◆ **Instruction**
Will you give the material below again, every line exactly as it is?

*** Recorded information ***

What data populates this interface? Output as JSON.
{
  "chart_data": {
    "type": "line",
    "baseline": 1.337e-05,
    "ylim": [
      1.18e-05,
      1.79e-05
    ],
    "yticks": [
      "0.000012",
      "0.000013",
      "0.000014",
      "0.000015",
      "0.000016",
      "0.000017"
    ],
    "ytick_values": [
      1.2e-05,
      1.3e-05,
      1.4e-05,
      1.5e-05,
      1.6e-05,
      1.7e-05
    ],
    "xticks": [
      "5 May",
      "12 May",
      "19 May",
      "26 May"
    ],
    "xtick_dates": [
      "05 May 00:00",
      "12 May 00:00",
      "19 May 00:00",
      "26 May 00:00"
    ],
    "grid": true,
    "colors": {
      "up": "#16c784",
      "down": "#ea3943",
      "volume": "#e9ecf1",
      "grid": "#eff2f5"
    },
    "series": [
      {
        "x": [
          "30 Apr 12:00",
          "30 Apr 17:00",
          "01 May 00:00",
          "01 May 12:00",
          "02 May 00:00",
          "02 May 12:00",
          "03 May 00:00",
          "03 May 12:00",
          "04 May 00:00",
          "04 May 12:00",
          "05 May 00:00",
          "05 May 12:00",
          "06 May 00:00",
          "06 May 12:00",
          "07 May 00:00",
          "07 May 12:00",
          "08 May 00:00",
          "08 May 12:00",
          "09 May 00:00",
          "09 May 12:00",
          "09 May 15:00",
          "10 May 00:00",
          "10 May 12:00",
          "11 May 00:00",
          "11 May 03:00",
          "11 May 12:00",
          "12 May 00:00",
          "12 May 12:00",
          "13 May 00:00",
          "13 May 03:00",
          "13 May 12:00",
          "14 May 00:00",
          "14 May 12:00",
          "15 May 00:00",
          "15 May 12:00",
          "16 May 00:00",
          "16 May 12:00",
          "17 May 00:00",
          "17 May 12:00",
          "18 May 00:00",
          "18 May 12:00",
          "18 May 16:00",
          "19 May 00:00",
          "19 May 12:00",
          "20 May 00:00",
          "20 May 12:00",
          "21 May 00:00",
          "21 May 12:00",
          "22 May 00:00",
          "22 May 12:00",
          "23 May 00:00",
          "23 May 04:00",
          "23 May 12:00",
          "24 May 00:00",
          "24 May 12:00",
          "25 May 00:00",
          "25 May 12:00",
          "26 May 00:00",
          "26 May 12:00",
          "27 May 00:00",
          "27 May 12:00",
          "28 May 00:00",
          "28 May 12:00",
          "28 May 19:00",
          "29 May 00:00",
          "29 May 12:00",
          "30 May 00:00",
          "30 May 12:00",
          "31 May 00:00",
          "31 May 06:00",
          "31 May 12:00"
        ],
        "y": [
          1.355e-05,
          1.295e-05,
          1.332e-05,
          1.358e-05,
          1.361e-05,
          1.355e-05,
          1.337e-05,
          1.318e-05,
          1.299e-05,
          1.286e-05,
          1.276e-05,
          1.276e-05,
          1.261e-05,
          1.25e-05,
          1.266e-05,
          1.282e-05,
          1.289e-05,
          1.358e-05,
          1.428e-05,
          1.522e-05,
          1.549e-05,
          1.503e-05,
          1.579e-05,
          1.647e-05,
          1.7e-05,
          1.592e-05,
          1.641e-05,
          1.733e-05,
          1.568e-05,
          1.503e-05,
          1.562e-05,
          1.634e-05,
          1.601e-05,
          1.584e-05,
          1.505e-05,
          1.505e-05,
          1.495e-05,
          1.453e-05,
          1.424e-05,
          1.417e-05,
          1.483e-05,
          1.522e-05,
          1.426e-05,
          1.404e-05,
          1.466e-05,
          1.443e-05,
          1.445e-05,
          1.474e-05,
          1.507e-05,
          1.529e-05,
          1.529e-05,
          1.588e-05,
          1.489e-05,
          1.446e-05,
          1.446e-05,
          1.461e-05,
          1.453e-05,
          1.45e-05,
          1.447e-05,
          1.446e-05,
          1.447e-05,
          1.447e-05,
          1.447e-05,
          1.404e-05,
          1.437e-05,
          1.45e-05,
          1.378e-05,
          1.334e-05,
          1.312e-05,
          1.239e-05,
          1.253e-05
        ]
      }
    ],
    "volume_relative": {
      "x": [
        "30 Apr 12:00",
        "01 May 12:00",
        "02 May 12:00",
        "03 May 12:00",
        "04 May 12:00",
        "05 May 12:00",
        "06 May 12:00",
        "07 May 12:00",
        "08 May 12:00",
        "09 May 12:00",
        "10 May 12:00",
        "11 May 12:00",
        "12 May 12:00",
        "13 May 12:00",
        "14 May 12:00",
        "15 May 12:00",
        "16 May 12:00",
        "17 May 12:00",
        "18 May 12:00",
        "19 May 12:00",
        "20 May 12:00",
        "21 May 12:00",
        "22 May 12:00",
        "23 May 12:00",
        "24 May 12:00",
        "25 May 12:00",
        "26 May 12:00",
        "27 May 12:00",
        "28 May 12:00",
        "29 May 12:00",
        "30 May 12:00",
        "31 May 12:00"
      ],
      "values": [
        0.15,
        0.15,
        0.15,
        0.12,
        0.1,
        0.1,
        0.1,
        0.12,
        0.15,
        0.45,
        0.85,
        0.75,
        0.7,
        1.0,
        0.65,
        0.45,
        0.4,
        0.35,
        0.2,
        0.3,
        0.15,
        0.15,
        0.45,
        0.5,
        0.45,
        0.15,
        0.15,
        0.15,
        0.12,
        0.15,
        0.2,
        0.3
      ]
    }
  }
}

***

◆ **Finished task**
What data populates this interface? Output as JSON.
{
  "chart_data": {
    "type": "line",
    "baseline": 1.337e-05,
    "ylim": [
      1.18e-05,
      1.79e-05
    ],
    "yticks": [
      "0.000012",
      "0.000013",
      "0.000014",
      "0.000015",
      "0.000016",
      "0.000017"
    ],
    "ytick_values": [
      1.2e-05,
      1.3e-05,
      1.4e-05,
      1.5e-05,
      1.6e-05,
      1.7e-05
    ],
    "xticks": [
      "5 May",
      "12 May",
      "19 May",
      "26 May"
    ],
    "xtick_dates": [
      "05 May 00:00",
      "12 May 00:00",
      "19 May 00:00",
      "26 May 00:00"
    ],
    "grid": true,
    "colors": {
      "up": "#16c784",
      "down": "#ea3943",
      "volume": "#e9ecf1",
      "grid": "#eff2f5"
    },
    "series": [
      {
        "x": [
          "30 Apr 12:00",
          "30 Apr 17:00",
          "01 May 00:00",
          "01 May 12:00",
          "02 May 00:00",
          "02 May 12:00",
          "03 May 00:00",
          "03 May 12:00",
          "04 May 00:00",
          "04 May 12:00",
          "05 May 00:00",
          "05 May 12:00",
          "06 May 00:00",
          "06 May 12:00",
          "07 May 00:00",
          "07 May 12:00",
          "08 May 00:00",
          "08 May 12:00",
          "09 May 00:00",
          "09 May 12:00",
          "09 May 15:00",
          "10 May 00:00",
          "10 May 12:00",
          "11 May 00:00",
          "11 May 03:00",
          "11 May 12:00",
          "12 May 00:00",
          "12 May 12:00",
          "13 May 00:00",
          "13 May 03:00",
          "13 May 12:00",
          "14 May 00:00",
          "14 May 12:00",
          "15 May 00:00",
          "15 May 12:00",
          "16 May 00:00",
          "16 May 12:00",
          "17 May 00:00",
          "17 May 12:00",
          "18 May 00:00",
          "18 May 12:00",
          "18 May 16:00",
          "19 May 00:00",
          "19 May 12:00",
          "20 May 00:00",
          "20 May 12:00",
          "21 May 00:00",
          "21 May 12:00",
          "22 May 00:00",
          "22 May 12:00",
          "23 May 00:00",
          "23 May 04:00",
          "23 May 12:00",
          "24 May 00:00",
          "24 May 12:00",
          "25 May 00:00",
          "25 May 12:00",
          "26 May 00:00",
          "26 May 12:00",
          "27 May 00:00",
          "27 May 12:00",
          "28 May 00:00",
          "28 May 12:00",
          "28 May 19:00",
          "29 May 00:00",
          "29 May 12:00",
          "30 May 00:00",
          "30 May 12:00",
          "31 May 00:00",
          "31 May 06:00",
          "31 May 12:00"
        ],
        "y": [
          1.355e-05,
          1.295e-05,
          1.332e-05,
          1.358e-05,
          1.361e-05,
          1.355e-05,
          1.337e-05,
          1.318e-05,
          1.299e-05,
          1.286e-05,
          1.276e-05,
          1.276e-05,
          1.261e-05,
          1.25e-05,
          1.266e-05,
          1.282e-05,
          1.289e-05,
          1.358e-05,
          1.428e-05,
          1.522e-05,
          1.549e-05,
          1.503e-05,
          1.579e-05,
          1.647e-05,
          1.7e-05,
          1.592e-05,
          1.641e-05,
          1.733e-05,
          1.568e-05,
          1.503e-05,
          1.562e-05,
          1.634e-05,
          1.601e-05,
          1.584e-05,
          1.505e-05,
          1.505e-05,
          1.495e-05,
          1.453e-05,
          1.424e-05,
          1.417e-05,
          1.483e-05,
          1.522e-05,
          1.426e-05,
          1.404e-05,
          1.466e-05,
          1.443e-05,
          1.445e-05,
          1.474e-05,
          1.507e-05,
          1.529e-05,
          1.529e-05,
          1.588e-05,
          1.489e-05,
          1.446e-05,
          1.446e-05,
          1.461e-05,
          1.453e-05,
          1.45e-05,
          1.447e-05,
          1.446e-05,
          1.447e-05,
          1.447e-05,
          1.447e-05,
          1.404e-05,
          1.437e-05,
          1.45e-05,
          1.378e-05,
          1.334e-05,
          1.312e-05,
          1.239e-05,
          1.253e-05
        ]
      }
    ],
    "volume_relative": {
      "x": [
        "30 Apr 12:00",
        "01 May 12:00",
        "02 May 12:00",
        "03 May 12:00",
        "04 May 12:00",
        "05 May 12:00",
        "06 May 12:00",
        "07 May 12:00",
        "08 May 12:00",
        "09 May 12:00",
        "10 May 12:00",
        "11 May 12:00",
        "12 May 12:00",
        "13 May 12:00",
        "14 May 12:00",
        "15 May 12:00",
        "16 May 12:00",
        "17 May 12:00",
        "18 May 12:00",
        "19 May 12:00",
        "20 May 12:00",
        "21 May 12:00",
        "22 May 12:00",
        "23 May 12:00",
        "24 May 12:00",
        "25 May 12:00",
        "26 May 12:00",
        "27 May 12:00",
        "28 May 12:00",
        "29 May 12:00",
        "30 May 12:00",
        "31 May 12:00"
      ],
      "values": [
        0.15,
        0.15,
        0.15,
        0.12,
        0.1,
        0.1,
        0.1,
        0.12,
        0.15,
        0.45,
        0.85,
        0.75,
        0.7,
        1.0,
        0.65,
        0.45,
        0.4,
        0.35,
        0.2,
        0.3,
        0.15,
        0.15,
        0.45,
        0.5,
        0.45,
        0.15,
        0.15,
        0.15,
        0.12,
        0.15,
        0.2,
        0.3
      ]
    }
  }
}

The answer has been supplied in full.